--- begin Supplied records ---

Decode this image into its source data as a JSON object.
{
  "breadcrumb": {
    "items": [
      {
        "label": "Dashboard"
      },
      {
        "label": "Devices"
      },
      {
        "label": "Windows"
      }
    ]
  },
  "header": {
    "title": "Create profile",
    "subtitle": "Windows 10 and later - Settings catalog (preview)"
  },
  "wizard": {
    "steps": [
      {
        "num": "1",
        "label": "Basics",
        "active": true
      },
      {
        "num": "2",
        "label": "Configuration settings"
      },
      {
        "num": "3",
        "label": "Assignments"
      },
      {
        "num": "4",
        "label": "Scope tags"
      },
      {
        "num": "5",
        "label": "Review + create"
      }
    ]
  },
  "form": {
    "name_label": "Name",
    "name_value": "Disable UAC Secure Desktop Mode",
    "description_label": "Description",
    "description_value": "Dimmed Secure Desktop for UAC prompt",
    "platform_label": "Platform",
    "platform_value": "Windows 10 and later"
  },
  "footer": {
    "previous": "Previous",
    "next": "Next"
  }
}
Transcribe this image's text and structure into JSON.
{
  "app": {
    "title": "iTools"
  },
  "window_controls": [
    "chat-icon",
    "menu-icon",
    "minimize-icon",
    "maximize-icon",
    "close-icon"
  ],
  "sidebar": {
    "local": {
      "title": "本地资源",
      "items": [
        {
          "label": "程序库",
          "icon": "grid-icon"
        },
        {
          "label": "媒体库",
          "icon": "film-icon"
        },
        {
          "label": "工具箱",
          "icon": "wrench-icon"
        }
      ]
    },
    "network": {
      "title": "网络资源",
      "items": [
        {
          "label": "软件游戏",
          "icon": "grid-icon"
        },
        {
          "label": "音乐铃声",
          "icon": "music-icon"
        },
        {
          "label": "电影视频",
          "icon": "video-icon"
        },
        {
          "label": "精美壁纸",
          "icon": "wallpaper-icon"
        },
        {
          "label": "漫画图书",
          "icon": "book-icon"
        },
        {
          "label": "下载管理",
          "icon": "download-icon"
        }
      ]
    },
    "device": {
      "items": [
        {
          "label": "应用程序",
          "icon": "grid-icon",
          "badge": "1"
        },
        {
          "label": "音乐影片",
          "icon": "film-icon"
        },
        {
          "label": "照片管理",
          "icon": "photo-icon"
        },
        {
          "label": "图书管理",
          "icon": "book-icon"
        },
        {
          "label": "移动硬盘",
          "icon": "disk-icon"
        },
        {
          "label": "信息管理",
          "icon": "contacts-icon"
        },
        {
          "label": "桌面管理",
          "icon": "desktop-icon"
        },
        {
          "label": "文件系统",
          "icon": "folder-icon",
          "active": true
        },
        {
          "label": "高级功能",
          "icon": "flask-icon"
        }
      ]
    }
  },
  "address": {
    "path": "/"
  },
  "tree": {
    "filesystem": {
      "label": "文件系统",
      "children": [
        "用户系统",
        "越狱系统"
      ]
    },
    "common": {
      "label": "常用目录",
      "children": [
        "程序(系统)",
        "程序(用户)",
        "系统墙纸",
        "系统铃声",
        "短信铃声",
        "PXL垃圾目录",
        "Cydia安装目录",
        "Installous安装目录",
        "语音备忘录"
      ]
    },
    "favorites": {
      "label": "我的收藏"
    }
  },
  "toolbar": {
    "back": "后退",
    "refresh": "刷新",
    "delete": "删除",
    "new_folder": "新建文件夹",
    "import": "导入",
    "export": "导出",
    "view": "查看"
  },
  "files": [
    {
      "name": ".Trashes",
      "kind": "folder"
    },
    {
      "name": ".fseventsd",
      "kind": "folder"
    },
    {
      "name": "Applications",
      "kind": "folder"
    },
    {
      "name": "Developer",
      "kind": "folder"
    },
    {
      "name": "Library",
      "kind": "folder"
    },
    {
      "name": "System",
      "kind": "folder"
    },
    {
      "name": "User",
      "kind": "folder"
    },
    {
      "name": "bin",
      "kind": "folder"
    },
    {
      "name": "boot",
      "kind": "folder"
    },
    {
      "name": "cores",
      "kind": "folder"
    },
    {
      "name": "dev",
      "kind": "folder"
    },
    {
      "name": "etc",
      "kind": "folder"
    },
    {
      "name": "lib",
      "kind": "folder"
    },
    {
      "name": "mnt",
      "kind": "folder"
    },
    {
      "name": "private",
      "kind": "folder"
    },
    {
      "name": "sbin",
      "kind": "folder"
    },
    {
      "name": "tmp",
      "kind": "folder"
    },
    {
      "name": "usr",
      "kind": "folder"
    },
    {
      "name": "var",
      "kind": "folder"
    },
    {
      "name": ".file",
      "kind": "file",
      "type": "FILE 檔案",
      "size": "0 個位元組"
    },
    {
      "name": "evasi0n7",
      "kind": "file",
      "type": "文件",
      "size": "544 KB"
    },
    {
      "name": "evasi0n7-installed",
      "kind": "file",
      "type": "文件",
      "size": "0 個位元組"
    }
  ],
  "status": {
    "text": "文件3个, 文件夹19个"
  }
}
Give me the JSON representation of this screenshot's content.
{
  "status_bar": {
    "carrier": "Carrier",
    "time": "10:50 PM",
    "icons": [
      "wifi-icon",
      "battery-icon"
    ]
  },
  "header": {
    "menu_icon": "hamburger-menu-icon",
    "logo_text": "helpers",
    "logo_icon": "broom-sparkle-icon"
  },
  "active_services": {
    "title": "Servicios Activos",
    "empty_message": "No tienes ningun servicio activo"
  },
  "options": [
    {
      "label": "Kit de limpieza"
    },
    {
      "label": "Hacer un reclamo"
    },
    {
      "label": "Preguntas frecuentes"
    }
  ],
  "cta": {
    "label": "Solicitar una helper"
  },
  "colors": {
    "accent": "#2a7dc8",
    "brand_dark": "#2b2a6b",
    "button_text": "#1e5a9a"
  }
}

--- end Supplied records ---

## Task objective
Print the records above in full, exactly.

## Reply
Decode this image into its source data as a JSON object.
{
  "breadcrumb": {
    "items": [
      {
        "label": "Dashboard"
      },
      {
        "label": "Devices"
      },
      {
        "label": "Windows"
      }
    ]
  },
  "header": {
    "title": "Create profile",
    "subtitle": "Windows 10 and later - Settings catalog (preview)"
  },
  "wizard": {
    "steps": [
      {
        "num": "1",
        "label": "Basics",
        "active": true
      },
      {
        "num": "2",
        "label": "Configuration settings"
      },
      {
        "num": "3",
        "label": "Assignments"
      },
      {
        "num": "4",
        "label": "Scope tags"
      },
      {
        "num": "5",
        "label": "Review + create"
      }
    ]
  },
  "form": {
    "name_label": "Name",
    "name_value": "Disable UAC Secure Desktop Mode",
    "description_label": "Description",
    "description_value": "Dimmed Secure Desktop for UAC prompt",
    "platform_label": "Platform",
    "platform_value": "Windows 10 and later"
  },
  "footer": {
    "previous": "Previous",
    "next": "Next"
  }
}
Transcribe this image's text and structure into JSON.
{
  "app": {
    "title": "iTools"
  },
  "window_controls": [
    "chat-icon",
    "menu-icon",
    "minimize-icon",
    "maximize-icon",
    "close-icon"
  ],
  "sidebar": {
    "local": {
      "title": "本地资源",
      "items": [
        {
          "label": "程序库",
          "icon": "grid-icon"
        },
        {
          "label": "媒体库",
          "icon": "film-icon"
        },
        {
          "label": "工具箱",
          "icon": "wrench-icon"
        }
      ]
    },
    "network": {
      "title": "网络资源",
      "items": [
        {
          "label": "软件游戏",
          "icon": "grid-icon"
        },
        {
          "label": "音乐铃声",
          "icon": "music-icon"
        },
        {
          "label": "电影视频",
          "icon": "video-icon"
        },
        {
          "label": "精美壁纸",
          "icon": "wallpaper-icon"
        },
        {
          "label": "漫画图书",
          "icon": "book-icon"
        },
        {
          "label": "下载管理",
          "icon": "download-icon"
        }
      ]
    },
    "device": {
      "items": [
        {
          "label": "应用程序",
          "icon": "grid-icon",
          "badge": "1"
        },
        {
          "label": "音乐影片",
          "icon": "film-icon"
        },
        {
          "label": "照片管理",
          "icon": "photo-icon"
        },
        {
          "label": "图书管理",
          "icon": "book-icon"
        },
        {
          "label": "移动硬盘",
          "icon": "disk-icon"
        },
        {
          "label": "信息管理",
          "icon": "contacts-icon"
        },
        {
          "label": "桌面管理",
          "icon": "desktop-icon"
        },
        {
          "label": "文件系统",
          "icon": "folder-icon",
          "active": true
        },
        {
          "label": "高级功能",
          "icon": "flask-icon"
        }
      ]
    }
  },
  "address": {
    "path": "/"
  },
  "tree": {
    "filesystem": {
      "label": "文件系统",
      "children": [
        "用户系统",
        "越狱系统"
      ]
    },
    "common": {
      "label": "常用目录",
      "children": [
        "程序(系统)",
        "程序(用户)",
        "系统墙纸",
        "系统铃声",
        "短信铃声",
        "PXL垃圾目录",
        "Cydia安装目录",
        "Installous安装目录",
        "语音备忘录"
      ]
    },
    "favorites": {
      "label": "我的收藏"
    }
  },
  "toolbar": {
    "back": "后退",
    "refresh": "刷新",
    "delete": "删除",
    "new_folder": "新建文件夹",
    "import": "导入",
    "export": "导出",
    "view": "查看"
  },
  "files": [
    {
      "name": ".Trashes",
      "kind": "folder"
    },
    {
      "name": ".fseventsd",
      "kind": "folder"
    },
    {
      "name": "Applications",
      "kind": "folder"
    },
    {
      "name": "Developer",
      "kind": "folder"
    },
    {
      "name": "Library",
      "kind": "folder"
    },
    {
      "name": "System",
      "kind": "folder"
    },
    {
      "name": "User",
      "kind": "folder"
    },
    {
      "name": "bin",
      "kind": "folder"
    },
    {
      "name": "boot",
      "kind": "folder"
    },
    {
      "name": "cores",
      "kind": "folder"
    },
    {
      "name": "dev",
      "kind": "folder"
    },
    {
      "name": "etc",
      "kind": "folder"
    },
    {
      "name": "lib",
      "kind": "folder"
    },
    {
      "name": "mnt",
      "kind": "folder"
    },
    {
      "name": "private",
      "kind": "folder"
    },
    {
      "name": "sbin",
      "kind": "folder"
    },
    {
      "name": "tmp",
      "kind": "folder"
    },
    {
      "name": "usr",
      "kind": "folder"
    },
    {
      "name": "var",
      "kind": "folder"
    },
    {
      "name": ".file",
      "kind": "file",
      "type": "FILE 檔案",
      "size": "0 個位元組"
    },
    {
      "name": "evasi0n7",
      "kind": "file",
      "type": "文件",
      "size": "544 KB"
    },
    {
      "name": "evasi0n7-installed",
      "kind": "file",
      "type": "文件",
      "size": "0 個位元組"
    }
  ],
  "status": {
    "text": "文件3个, 文件夹19个"
  }
}
Give me the JSON representation of this screenshot's content.
{
  "status_bar": {
    "carrier": "Carrier",
    "time": "10:50 PM",
    "icons": [
      "wifi-icon",
      "battery-icon"
    ]
  },
  "header": {
    "menu_icon": "hamburger-menu-icon",
    "logo_text": "helpers",
    "logo_icon": "broom-sparkle-icon"
  },
  "active_services": {
    "title": "Servicios Activos",
    "empty_message": "No tienes ningun servicio activo"
  },
  "options": [
    {
      "label": "Kit de limpieza"
    },
    {
      "label": "Hacer un reclamo"
    },
    {
      "label": "Preguntas frecuentes"
    }
  ],
  "cta": {
    "label": "Solicitar una helper"
  },
  "colors": {
    "accent": "#2a7dc8",
    "brand_dark": "#2b2a6b",
    "button_text": "#1e5a9a"
  }
}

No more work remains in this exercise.